Given exercise: Will you write out all the entries below exactly?

Data section:
□ □ □

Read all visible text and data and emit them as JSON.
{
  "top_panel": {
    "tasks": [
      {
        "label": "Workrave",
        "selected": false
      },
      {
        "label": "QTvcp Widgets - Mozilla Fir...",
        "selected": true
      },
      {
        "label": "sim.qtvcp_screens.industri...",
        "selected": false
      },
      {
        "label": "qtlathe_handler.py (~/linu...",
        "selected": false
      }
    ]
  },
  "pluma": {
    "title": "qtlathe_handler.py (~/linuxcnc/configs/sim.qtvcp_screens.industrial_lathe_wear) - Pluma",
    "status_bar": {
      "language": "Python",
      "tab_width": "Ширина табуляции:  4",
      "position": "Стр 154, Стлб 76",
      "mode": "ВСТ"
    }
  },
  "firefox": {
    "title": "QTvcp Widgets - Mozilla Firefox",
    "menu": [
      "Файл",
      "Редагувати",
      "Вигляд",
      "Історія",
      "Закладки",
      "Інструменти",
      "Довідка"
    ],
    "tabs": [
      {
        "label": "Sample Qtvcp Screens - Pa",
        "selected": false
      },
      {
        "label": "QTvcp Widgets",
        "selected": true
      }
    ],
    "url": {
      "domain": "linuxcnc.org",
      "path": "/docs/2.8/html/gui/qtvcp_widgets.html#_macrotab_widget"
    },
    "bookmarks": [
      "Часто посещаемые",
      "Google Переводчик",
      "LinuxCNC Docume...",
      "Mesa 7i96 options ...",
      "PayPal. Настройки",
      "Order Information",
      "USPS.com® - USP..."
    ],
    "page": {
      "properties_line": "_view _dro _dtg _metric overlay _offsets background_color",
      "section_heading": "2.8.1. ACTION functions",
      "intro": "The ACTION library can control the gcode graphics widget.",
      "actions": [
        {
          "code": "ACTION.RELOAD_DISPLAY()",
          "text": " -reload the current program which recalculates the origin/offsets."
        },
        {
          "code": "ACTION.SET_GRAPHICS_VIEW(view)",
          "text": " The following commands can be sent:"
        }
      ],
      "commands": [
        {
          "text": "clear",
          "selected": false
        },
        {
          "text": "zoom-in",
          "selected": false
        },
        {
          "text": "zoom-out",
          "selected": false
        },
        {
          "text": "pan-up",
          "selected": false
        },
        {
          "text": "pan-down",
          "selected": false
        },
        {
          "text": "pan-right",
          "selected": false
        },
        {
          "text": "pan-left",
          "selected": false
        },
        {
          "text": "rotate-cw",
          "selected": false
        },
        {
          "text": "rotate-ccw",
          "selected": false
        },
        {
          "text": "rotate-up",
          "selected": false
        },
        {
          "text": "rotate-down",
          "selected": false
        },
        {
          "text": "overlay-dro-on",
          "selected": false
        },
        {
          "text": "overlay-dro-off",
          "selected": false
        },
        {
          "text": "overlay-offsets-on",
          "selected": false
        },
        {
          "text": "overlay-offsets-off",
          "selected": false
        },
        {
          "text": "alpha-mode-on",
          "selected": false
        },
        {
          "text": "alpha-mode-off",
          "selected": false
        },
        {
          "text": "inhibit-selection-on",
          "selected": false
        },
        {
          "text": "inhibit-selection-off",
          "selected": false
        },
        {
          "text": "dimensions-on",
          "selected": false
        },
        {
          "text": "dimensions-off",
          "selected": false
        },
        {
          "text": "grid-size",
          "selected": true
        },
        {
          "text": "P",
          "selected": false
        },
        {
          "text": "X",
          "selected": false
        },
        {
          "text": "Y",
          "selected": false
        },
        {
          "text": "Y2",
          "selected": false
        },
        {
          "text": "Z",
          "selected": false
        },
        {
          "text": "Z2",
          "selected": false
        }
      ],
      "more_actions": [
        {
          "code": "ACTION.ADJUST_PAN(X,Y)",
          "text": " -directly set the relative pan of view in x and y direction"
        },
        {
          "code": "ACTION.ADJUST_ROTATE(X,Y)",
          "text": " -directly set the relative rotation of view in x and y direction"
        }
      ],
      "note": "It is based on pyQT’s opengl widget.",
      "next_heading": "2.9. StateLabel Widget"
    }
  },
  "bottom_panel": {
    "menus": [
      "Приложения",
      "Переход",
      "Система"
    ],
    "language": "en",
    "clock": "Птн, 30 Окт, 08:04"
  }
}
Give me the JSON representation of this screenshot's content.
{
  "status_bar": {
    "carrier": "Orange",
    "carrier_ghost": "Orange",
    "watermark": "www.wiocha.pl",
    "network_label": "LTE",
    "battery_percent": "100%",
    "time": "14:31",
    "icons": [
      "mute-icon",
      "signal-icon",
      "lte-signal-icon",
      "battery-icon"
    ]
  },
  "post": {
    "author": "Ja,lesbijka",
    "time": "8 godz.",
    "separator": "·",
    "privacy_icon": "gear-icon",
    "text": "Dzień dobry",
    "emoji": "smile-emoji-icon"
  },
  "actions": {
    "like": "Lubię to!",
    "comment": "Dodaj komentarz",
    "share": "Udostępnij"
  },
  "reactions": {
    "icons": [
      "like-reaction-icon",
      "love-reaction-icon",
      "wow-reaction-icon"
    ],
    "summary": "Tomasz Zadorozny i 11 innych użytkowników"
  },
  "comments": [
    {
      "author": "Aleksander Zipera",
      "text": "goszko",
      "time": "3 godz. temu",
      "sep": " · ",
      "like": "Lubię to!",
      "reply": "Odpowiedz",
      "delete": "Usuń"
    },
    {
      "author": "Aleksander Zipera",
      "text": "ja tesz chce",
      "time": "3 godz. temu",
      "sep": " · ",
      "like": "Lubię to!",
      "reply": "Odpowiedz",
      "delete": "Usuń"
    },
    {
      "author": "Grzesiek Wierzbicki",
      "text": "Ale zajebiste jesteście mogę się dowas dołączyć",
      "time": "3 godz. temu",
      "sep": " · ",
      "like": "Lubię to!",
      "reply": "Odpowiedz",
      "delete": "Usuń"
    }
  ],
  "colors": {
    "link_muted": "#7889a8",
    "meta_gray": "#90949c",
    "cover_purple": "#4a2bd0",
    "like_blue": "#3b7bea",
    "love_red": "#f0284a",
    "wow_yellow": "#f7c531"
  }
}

□ □ □

Correct response:
Read all visible text and data and emit them as JSON.
{
  "top_panel": {
    "tasks": [
      {
        "label": "Workrave",
        "selected": false
      },
      {
        "label": "QTvcp Widgets - Mozilla Fir...",
        "selected": true
      },
      {
        "label": "sim.qtvcp_screens.industri...",
        "selected": false
      },
      {
        "label": "qtlathe_handler.py (~/linu...",
        "selected": false
      }
    ]
  },
  "pluma": {
    "title": "qtlathe_handler.py (~/linuxcnc/configs/sim.qtvcp_screens.industrial_lathe_wear) - Pluma",
    "status_bar": {
      "language": "Python",
      "tab_width": "Ширина табуляции:  4",
      "position": "Стр 154, Стлб 76",
      "mode": "ВСТ"
    }
  },
  "firefox": {
    "title": "QTvcp Widgets - Mozilla Firefox",
    "menu": [
      "Файл",
      "Редагувати",
      "Вигляд",
      "Історія",
      "Закладки",
      "Інструменти",
      "Довідка"
    ],
    "tabs": [
      {
        "label": "Sample Qtvcp Screens - Pa",
        "selected": false
      },
      {
        "label": "QTvcp Widgets",
        "selected": true
      }
    ],
    "url": {
      "domain": "linuxcnc.org",
      "path": "/docs/2.8/html/gui/qtvcp_widgets.html#_macrotab_widget"
    },
    "bookmarks": [
      "Часто посещаемые",
      "Google Переводчик",
      "LinuxCNC Docume...",
      "Mesa 7i96 options ...",
      "PayPal. Настройки",
      "Order Information",
      "USPS.com® - USP..."
    ],
    "page": {
      "properties_line": "_view _dro _dtg _metric overlay _offsets background_color",
      "section_heading": "2.8.1. ACTION functions",
      "intro": "The ACTION library can control the gcode graphics widget.",
      "actions": [
        {
          "code": "ACTION.RELOAD_DISPLAY()",
          "text": " -reload the current program which recalculates the origin/offsets."
        },
        {
          "code": "ACTION.SET_GRAPHICS_VIEW(view)",
          "text": " The following commands can be sent:"
        }
      ],
      "commands": [
        {
          "text": "clear",
          "selected": false
        },
        {
          "text": "zoom-in",
          "selected": false
        },
        {
          "text": "zoom-out",
          "selected": false
        },
        {
          "text": "pan-up",
          "selected": false
        },
        {
          "text": "pan-down",
          "selected": false
        },
        {
          "text": "pan-right",
          "selected": false
        },
        {
          "text": "pan-left",
          "selected": false
        },
        {
          "text": "rotate-cw",
          "selected": false
        },
        {
          "text": "rotate-ccw",
          "selected": false
        },
        {
          "text": "rotate-up",
          "selected": false
        },
        {
          "text": "rotate-down",
          "selected": false
        },
        {
          "text": "overlay-dro-on",
          "selected": false
        },
        {
          "text": "overlay-dro-off",
          "selected": false
        },
        {
          "text": "overlay-offsets-on",
          "selected": false
        },
        {
          "text": "overlay-offsets-off",
          "selected": false
        },
        {
          "text": "alpha-mode-on",
          "selected": false
        },
        {
          "text": "alpha-mode-off",
          "selected": false
        },
        {
          "text": "inhibit-selection-on",
          "selected": false
        },
        {
          "text": "inhibit-selection-off",
          "selected": false
        },
        {
          "text": "dimensions-on",
          "selected": false
        },
        {
          "text": "dimensions-off",
          "selected": false
        },
        {
          "text": "grid-size",
          "selected": true
        },
        {
          "text": "P",
          "selected": false
        },
        {
          "text": "X",
          "selected": false
        },
        {
          "text": "Y",
          "selected": false
        },
        {
          "text": "Y2",
          "selected": false
        },
        {
          "text": "Z",
          "selected": false
        },
        {
          "text": "Z2",
          "selected": false
        }
      ],
      "more_actions": [
        {
          "code": "ACTION.ADJUST_PAN(X,Y)",
          "text": " -directly set the relative pan of view in x and y direction"
        },
        {
          "code": "ACTION.ADJUST_ROTATE(X,Y)",
          "text": " -directly set the relative rotation of view in x and y direction"
        }
      ],
      "note": "It is based on pyQT’s opengl widget.",
      "next_heading": "2.9. StateLabel Widget"
    }
  },
  "bottom_panel": {
    "menus": [
      "Приложения",
      "Переход",
      "Система"
    ],
    "language": "en",
    "clock": "Птн, 30 Окт, 08:04"
  }
}
Give me the JSON representation of this screenshot's content.
{
  "status_bar": {
    "carrier": "Orange",
    "carrier_ghost": "Orange",
    "watermark": "www.wiocha.pl",
    "network_label": "LTE",
    "battery_percent": "100%",
    "time": "14:31",
    "icons": [
      "mute-icon",
      "signal-icon",
      "lte-signal-icon",
      "battery-icon"
    ]
  },
  "post": {
    "author": "Ja,lesbijka",
    "time": "8 godz.",
    "separator": "·",
    "privacy_icon": "gear-icon",
    "text": "Dzień dobry",
    "emoji": "smile-emoji-icon"
  },
  "actions": {
    "like": "Lubię to!",
    "comment": "Dodaj komentarz",
    "share": "Udostępnij"
  },
  "reactions": {
    "icons": [
      "like-reaction-icon",
      "love-reaction-icon",
      "wow-reaction-icon"
    ],
    "summary": "Tomasz Zadorozny i 11 innych użytkowników"
  },
  "comments": [
    {
      "author": "Aleksander Zipera",
      "text": "goszko",
      "time": "3 godz. temu",
      "sep": " · ",
      "like": "Lubię to!",
      "reply": "Odpowiedz",
      "delete": "Usuń"
    },
    {
      "author": "Aleksander Zipera",
      "text": "ja tesz chce",
      "time": "3 godz. temu",
      "sep": " · ",
      "like": "Lubię to!",
      "reply": "Odpowiedz",
      "delete": "Usuń"
    },
    {
      "author": "Grzesiek Wierzbicki",
      "text": "Ale zajebiste jesteście mogę się dowas dołączyć",
      "time": "3 godz. temu",
      "sep": " · ",
      "like": "Lubię to!",
      "reply": "Odpowiedz",
      "delete": "Usuń"
    }
  ],
  "colors": {
    "link_muted": "#7889a8",
    "meta_gray": "#90949c",
    "cover_purple": "#4a2bd0",
    "like_blue": "#3b7bea",
    "love_red": "#f0284a",
    "wow_yellow": "#f7c531"
  }
}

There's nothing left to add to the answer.